EXERCISE GOAL: Work through the entries below and report how many lines include "structured". The number alone is the answer.

[Entries from a visual dataset]
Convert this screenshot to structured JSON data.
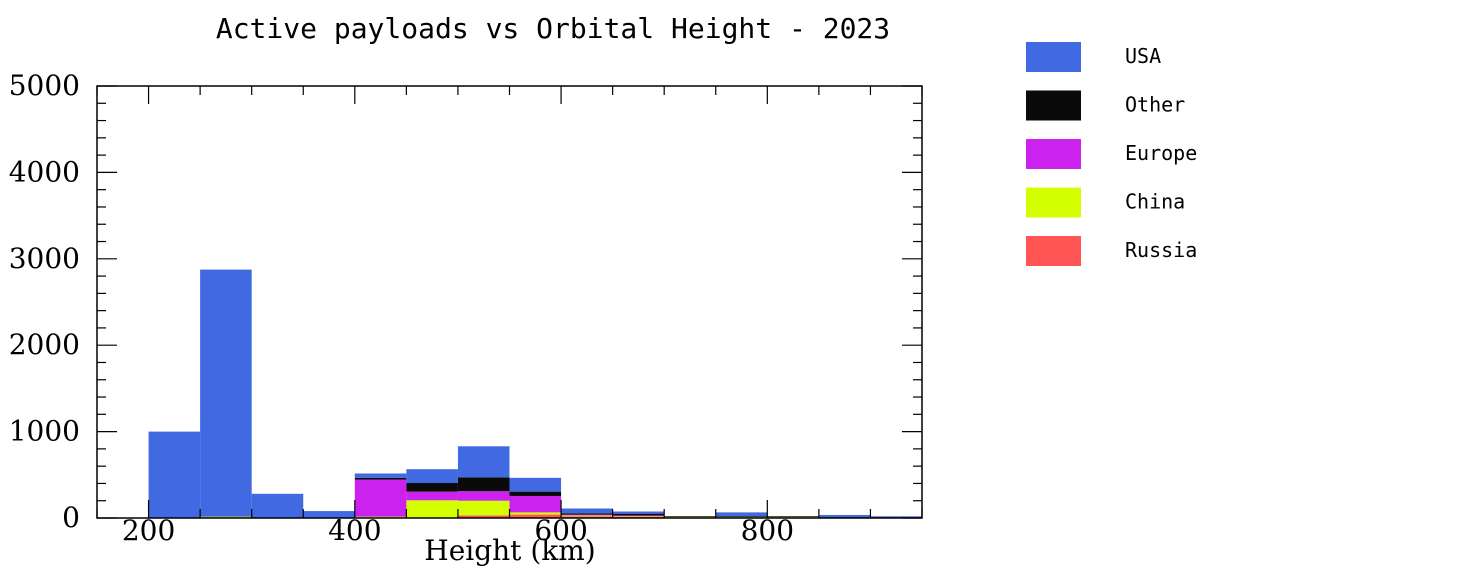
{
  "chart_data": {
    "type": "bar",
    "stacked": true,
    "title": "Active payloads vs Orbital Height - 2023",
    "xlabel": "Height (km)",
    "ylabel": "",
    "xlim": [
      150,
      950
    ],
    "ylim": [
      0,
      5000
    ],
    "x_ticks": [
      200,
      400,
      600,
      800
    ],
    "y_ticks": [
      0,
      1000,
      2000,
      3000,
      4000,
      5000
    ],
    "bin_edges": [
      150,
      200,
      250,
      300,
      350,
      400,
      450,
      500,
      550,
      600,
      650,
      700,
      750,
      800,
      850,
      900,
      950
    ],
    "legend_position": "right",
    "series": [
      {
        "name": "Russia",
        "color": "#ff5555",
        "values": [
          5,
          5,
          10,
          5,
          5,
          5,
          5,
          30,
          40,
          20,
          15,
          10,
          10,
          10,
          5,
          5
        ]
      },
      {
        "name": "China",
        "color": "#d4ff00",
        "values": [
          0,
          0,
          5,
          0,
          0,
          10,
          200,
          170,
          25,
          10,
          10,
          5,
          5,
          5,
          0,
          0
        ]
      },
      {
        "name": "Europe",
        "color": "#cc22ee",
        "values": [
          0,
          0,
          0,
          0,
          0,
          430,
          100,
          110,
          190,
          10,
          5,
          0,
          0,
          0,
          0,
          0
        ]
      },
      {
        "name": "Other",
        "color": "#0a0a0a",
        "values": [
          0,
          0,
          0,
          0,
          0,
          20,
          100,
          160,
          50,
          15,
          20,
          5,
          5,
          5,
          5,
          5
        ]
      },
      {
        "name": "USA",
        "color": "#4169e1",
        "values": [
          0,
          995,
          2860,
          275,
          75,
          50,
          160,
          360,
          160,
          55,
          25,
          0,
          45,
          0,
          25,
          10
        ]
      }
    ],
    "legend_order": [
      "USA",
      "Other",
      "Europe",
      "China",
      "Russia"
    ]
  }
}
==
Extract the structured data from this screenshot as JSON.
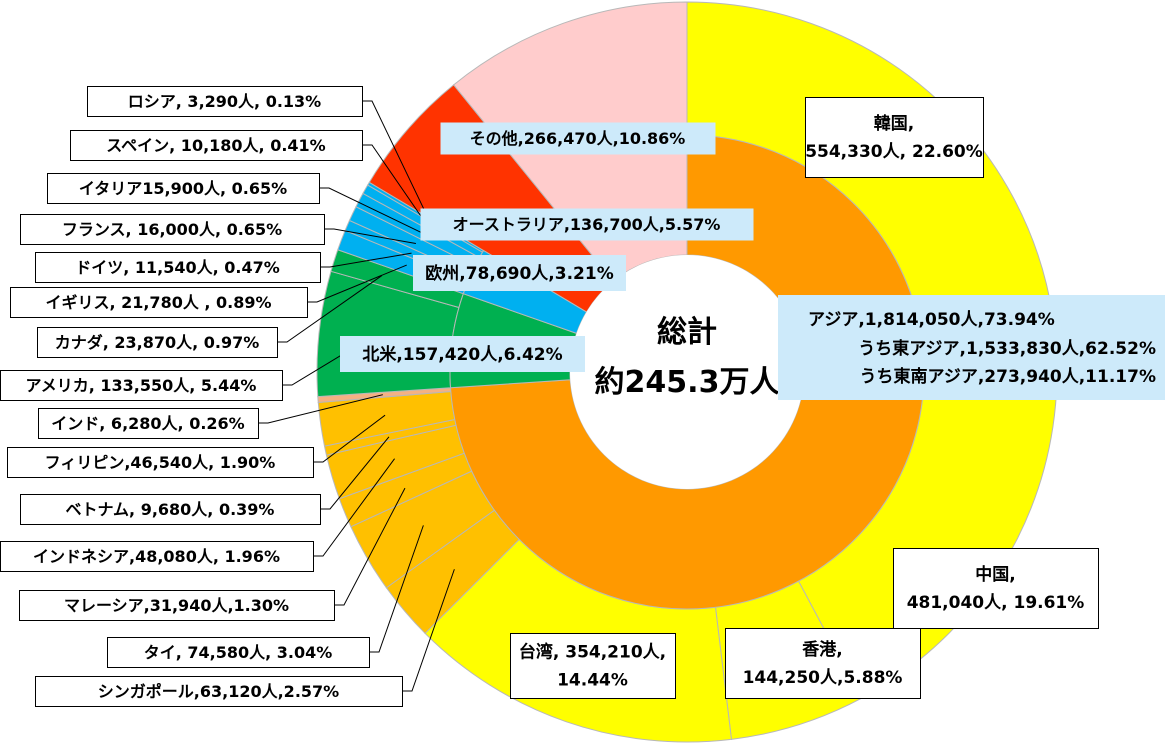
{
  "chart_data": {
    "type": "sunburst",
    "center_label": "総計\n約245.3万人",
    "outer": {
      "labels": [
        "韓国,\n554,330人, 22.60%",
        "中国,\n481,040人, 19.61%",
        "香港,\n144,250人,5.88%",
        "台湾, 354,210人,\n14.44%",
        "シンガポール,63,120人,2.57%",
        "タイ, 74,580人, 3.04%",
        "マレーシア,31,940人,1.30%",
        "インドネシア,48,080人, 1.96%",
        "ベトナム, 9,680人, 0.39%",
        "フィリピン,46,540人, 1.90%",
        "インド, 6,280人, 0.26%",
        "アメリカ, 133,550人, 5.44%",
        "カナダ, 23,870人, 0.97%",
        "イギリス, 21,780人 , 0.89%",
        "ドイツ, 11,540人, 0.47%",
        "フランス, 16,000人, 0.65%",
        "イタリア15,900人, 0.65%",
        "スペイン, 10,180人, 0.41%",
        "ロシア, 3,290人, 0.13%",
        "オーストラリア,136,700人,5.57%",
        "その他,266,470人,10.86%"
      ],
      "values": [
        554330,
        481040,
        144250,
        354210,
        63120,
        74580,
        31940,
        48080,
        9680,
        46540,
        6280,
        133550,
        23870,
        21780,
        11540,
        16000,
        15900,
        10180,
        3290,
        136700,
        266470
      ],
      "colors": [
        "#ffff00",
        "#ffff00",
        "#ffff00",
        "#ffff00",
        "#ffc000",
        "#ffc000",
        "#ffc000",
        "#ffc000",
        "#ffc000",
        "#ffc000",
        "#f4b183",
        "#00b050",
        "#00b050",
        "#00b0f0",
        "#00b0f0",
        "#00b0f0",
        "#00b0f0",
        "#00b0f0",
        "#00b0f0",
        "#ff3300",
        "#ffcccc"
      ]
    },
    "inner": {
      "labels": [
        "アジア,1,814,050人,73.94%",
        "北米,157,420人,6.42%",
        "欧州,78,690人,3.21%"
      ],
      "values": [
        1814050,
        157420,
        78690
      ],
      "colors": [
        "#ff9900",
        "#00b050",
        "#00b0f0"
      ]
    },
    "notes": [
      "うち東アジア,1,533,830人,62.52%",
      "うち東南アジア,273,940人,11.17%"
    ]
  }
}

WRITTEN RESPONSE: 2